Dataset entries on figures
_ _ _

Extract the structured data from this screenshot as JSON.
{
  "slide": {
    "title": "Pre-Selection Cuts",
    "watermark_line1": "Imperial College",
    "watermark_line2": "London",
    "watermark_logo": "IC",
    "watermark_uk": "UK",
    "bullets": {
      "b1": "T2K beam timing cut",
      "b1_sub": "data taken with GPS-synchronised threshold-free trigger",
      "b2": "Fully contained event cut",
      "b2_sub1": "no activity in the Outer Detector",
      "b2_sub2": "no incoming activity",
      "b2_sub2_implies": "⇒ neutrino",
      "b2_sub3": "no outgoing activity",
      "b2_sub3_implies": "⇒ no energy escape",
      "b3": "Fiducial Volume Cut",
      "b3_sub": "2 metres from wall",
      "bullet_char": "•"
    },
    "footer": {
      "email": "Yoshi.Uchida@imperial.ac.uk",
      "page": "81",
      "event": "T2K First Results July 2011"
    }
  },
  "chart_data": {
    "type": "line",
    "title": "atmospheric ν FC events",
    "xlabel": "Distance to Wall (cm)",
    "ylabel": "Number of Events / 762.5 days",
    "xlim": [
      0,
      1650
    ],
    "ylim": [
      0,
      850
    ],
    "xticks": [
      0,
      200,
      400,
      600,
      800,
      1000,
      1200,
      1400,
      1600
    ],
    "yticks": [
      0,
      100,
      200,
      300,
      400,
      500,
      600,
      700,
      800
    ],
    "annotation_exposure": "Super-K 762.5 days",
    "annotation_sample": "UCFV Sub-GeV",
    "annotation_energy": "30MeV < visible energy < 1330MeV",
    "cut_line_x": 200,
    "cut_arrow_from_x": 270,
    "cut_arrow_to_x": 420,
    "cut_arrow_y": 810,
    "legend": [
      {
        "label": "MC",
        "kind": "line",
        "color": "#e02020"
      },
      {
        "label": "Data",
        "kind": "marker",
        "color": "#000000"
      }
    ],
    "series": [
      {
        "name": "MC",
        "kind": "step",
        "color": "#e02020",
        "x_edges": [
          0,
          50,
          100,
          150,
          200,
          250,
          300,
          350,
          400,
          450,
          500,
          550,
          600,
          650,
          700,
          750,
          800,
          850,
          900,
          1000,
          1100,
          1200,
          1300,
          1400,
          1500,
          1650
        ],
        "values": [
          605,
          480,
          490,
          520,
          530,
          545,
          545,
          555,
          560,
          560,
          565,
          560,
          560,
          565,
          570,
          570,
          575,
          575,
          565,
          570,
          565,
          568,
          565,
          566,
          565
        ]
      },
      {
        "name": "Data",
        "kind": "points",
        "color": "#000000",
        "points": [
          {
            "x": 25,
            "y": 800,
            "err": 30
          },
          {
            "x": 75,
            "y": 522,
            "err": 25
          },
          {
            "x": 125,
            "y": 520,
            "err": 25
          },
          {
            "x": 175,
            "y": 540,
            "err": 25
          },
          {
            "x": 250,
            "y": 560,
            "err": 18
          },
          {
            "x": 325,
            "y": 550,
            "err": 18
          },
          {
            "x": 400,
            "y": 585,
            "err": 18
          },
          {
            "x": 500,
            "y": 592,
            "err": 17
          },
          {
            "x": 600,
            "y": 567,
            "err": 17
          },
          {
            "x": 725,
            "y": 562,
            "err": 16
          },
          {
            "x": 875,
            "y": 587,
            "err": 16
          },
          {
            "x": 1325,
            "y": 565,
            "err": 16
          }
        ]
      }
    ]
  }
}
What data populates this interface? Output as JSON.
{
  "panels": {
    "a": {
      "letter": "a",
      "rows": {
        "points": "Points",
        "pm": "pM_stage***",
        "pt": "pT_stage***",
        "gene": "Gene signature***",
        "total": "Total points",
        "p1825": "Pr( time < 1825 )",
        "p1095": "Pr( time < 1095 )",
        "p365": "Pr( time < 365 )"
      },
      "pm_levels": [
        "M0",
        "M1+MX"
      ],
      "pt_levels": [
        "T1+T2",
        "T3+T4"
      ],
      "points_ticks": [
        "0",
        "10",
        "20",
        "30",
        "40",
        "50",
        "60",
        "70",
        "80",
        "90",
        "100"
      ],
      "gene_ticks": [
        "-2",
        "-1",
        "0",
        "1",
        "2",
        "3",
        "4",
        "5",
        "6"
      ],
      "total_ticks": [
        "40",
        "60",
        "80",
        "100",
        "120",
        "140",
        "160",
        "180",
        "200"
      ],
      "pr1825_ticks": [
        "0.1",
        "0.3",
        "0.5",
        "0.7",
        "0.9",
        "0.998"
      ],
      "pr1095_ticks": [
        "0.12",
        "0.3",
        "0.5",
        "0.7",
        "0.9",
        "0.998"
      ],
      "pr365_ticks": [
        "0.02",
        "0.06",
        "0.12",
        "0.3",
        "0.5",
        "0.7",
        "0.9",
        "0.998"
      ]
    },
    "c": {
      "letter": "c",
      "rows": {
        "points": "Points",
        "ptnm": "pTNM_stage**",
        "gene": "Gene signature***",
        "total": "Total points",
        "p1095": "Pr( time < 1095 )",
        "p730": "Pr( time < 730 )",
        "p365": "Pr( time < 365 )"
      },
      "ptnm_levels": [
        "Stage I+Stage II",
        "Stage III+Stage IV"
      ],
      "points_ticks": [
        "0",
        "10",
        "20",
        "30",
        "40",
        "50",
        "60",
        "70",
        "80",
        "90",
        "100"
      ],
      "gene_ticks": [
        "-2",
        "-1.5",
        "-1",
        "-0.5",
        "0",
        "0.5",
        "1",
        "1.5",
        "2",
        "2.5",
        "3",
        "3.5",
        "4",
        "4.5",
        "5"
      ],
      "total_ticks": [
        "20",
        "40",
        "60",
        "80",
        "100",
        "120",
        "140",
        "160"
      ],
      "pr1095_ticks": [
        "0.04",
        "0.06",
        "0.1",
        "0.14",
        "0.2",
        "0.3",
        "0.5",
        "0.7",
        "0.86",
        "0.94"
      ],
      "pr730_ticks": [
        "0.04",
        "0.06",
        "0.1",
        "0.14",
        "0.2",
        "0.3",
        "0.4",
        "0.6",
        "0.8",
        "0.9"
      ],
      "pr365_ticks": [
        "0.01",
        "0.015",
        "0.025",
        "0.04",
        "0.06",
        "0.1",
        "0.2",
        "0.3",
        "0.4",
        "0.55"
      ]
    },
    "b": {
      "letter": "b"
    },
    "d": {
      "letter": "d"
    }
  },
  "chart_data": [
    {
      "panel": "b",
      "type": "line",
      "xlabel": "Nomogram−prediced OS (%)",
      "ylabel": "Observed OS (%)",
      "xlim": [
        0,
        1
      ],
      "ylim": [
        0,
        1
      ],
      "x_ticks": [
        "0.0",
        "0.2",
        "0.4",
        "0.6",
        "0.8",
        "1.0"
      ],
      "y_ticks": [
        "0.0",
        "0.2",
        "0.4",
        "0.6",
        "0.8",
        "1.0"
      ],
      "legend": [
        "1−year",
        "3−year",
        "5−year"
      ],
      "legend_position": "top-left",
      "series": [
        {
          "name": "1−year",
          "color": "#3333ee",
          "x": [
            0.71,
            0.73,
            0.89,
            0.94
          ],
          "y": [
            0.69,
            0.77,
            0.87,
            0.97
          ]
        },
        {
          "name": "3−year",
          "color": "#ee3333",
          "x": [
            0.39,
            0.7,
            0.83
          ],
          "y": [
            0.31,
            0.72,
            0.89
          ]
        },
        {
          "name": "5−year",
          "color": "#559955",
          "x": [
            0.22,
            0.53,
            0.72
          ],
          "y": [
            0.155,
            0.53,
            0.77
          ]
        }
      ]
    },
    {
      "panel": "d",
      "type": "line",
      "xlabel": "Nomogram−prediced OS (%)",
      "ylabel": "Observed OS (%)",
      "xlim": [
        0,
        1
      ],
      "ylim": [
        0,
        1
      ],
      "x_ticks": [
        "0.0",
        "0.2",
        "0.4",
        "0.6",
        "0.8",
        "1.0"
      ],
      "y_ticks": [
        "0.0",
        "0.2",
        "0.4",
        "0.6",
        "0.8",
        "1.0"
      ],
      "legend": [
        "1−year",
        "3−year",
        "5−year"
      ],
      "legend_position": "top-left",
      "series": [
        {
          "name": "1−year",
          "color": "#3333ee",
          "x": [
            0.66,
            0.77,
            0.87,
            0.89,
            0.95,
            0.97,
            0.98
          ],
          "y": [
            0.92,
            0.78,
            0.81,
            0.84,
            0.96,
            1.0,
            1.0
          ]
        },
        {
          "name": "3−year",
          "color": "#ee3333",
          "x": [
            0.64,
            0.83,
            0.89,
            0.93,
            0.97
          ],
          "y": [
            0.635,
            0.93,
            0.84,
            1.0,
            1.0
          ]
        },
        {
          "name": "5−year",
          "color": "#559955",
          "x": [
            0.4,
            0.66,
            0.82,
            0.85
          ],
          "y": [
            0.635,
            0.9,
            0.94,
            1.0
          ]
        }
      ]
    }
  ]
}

_ _ _

▸ **WHAT TO WORK ON**: Go over the records above line by line and count those holding the word "energy". Reply only with the number.

▸ **EXERCISE SOLUTION**: 2